**TASK INSTRUCTIONS**
Make an exact copy of the listing below.

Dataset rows
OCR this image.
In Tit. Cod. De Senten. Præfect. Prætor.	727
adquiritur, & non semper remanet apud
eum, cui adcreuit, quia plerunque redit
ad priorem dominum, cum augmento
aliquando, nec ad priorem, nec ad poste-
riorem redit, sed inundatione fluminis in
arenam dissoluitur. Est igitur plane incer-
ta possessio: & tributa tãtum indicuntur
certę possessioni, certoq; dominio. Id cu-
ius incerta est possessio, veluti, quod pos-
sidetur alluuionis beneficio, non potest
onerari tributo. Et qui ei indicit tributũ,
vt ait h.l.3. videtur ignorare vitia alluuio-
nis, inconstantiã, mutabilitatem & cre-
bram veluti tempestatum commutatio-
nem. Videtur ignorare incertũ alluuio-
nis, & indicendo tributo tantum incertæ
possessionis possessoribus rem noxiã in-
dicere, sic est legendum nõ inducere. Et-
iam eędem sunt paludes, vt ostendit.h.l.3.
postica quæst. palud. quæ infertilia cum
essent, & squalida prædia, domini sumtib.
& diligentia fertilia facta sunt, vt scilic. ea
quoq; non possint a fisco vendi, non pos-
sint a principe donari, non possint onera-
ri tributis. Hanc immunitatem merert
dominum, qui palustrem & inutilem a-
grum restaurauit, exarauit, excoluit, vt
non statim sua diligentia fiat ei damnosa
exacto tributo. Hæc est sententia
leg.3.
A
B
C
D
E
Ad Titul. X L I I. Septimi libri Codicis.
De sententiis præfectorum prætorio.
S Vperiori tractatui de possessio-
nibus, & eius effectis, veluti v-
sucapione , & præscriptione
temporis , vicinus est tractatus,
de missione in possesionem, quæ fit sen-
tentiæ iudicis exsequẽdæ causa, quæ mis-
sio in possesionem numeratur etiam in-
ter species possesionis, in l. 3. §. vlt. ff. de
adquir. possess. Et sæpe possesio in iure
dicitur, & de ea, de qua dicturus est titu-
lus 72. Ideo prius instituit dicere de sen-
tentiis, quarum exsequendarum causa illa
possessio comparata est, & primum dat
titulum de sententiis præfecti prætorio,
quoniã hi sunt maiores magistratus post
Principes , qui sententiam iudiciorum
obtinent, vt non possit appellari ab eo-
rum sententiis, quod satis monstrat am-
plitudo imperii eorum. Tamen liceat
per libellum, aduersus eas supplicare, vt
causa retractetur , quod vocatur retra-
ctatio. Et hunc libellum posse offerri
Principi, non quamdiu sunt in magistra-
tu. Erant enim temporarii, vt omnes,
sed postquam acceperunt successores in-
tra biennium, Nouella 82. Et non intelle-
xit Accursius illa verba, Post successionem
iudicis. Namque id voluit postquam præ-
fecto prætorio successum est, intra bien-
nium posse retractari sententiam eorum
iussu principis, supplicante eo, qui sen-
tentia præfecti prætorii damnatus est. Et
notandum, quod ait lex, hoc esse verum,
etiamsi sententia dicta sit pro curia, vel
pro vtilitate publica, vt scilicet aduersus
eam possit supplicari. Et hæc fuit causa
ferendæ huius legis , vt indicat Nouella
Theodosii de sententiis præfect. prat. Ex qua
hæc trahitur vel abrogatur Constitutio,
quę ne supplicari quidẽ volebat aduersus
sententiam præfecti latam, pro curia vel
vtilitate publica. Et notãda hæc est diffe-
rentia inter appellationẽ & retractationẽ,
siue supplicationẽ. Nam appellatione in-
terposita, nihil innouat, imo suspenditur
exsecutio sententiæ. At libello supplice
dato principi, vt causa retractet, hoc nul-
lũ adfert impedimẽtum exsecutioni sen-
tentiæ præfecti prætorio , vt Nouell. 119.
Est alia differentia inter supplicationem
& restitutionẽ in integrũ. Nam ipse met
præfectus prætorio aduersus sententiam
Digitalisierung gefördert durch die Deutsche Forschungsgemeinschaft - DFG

**FULL SOLUTION**
OCR this image.
In Tit. Cod. De Senten. Præfect. Prætor.	727
adquiritur, & non semper remanet apud
eum, cui adcreuit, quia plerunque redit
ad priorem dominum, cum augmento
aliquando, nec ad priorem, nec ad poste-
riorem redit, sed inundatione fluminis in
arenam dissoluitur. Est igitur plane incer-
ta possessio: & tributa tãtum indicuntur
certę possessioni, certoq; dominio. Id cu-
ius incerta est possessio, veluti, quod pos-
sidetur alluuionis beneficio, non potest
onerari tributo. Et qui ei indicit tributũ,
vt ait h.l.3. videtur ignorare vitia alluuio-
nis, inconstantiã, mutabilitatem & cre-
bram veluti tempestatum commutatio-
nem. Videtur ignorare incertũ alluuio-
nis, & indicendo tributo tantum incertæ
possessionis possessoribus rem noxiã in-
dicere, sic est legendum nõ inducere. Et-
iam eędem sunt paludes, vt ostendit.h.l.3.
postica quæst. palud. quæ infertilia cum
essent, & squalida prædia, domini sumtib.
& diligentia fertilia facta sunt, vt scilic. ea
quoq; non possint a fisco vendi, non pos-
sint a principe donari, non possint onera-
ri tributis. Hanc immunitatem merert
dominum, qui palustrem & inutilem a-
grum restaurauit, exarauit, excoluit, vt
non statim sua diligentia fiat ei damnosa
exacto tributo. Hæc est sententia
leg.3.
A
B
C
D
E
Ad Titul. X L I I. Septimi libri Codicis.
De sententiis præfectorum prætorio.
S Vperiori tractatui de possessio-
nibus, & eius effectis, veluti v-
sucapione , & præscriptione
temporis , vicinus est tractatus,
de missione in possesionem, quæ fit sen-
tentiæ iudicis exsequẽdæ causa, quæ mis-
sio in possesionem numeratur etiam in-
ter species possesionis, in l. 3. §. vlt. ff. de
adquir. possess. Et sæpe possesio in iure
dicitur, & de ea, de qua dicturus est titu-
lus 72. Ideo prius instituit dicere de sen-
tentiis, quarum exsequendarum causa illa
possessio comparata est, & primum dat
titulum de sententiis præfecti prætorio,
quoniã hi sunt maiores magistratus post
Principes , qui sententiam iudiciorum
obtinent, vt non possit appellari ab eo-
rum sententiis, quod satis monstrat am-
plitudo imperii eorum. Tamen liceat
per libellum, aduersus eas supplicare, vt
causa retractetur , quod vocatur retra-
ctatio. Et hunc libellum posse offerri
Principi, non quamdiu sunt in magistra-
tu. Erant enim temporarii, vt omnes,
sed postquam acceperunt successores in-
tra biennium, Nouella 82. Et non intelle-
xit Accursius illa verba, Post successionem
iudicis. Namque id voluit postquam præ-
fecto prætorio successum est, intra bien-
nium posse retractari sententiam eorum
iussu principis, supplicante eo, qui sen-
tentia præfecti prætorii damnatus est. Et
notandum, quod ait lex, hoc esse verum,
etiamsi sententia dicta sit pro curia, vel
pro vtilitate publica, vt scilicet aduersus
eam possit supplicari. Et hæc fuit causa
ferendæ huius legis , vt indicat Nouella
Theodosii de sententiis præfect. prat. Ex qua
hæc trahitur vel abrogatur Constitutio,
quę ne supplicari quidẽ volebat aduersus
sententiam præfecti latam, pro curia vel
vtilitate publica. Et notãda hæc est diffe-
rentia inter appellationẽ & retractationẽ,
siue supplicationẽ. Nam appellatione in-
terposita, nihil innouat, imo suspenditur
exsecutio sententiæ. At libello supplice
dato principi, vt causa retractet, hoc nul-
lũ adfert impedimẽtum exsecutioni sen-
tentiæ præfecti prætorio , vt Nouell. 119.
Est alia differentia inter supplicationem
& restitutionẽ in integrũ. Nam ipse met
præfectus prætorio aduersus sententiam
Digitalisierung gefördert durch die Deutsche Forschungsgemeinschaft - DFG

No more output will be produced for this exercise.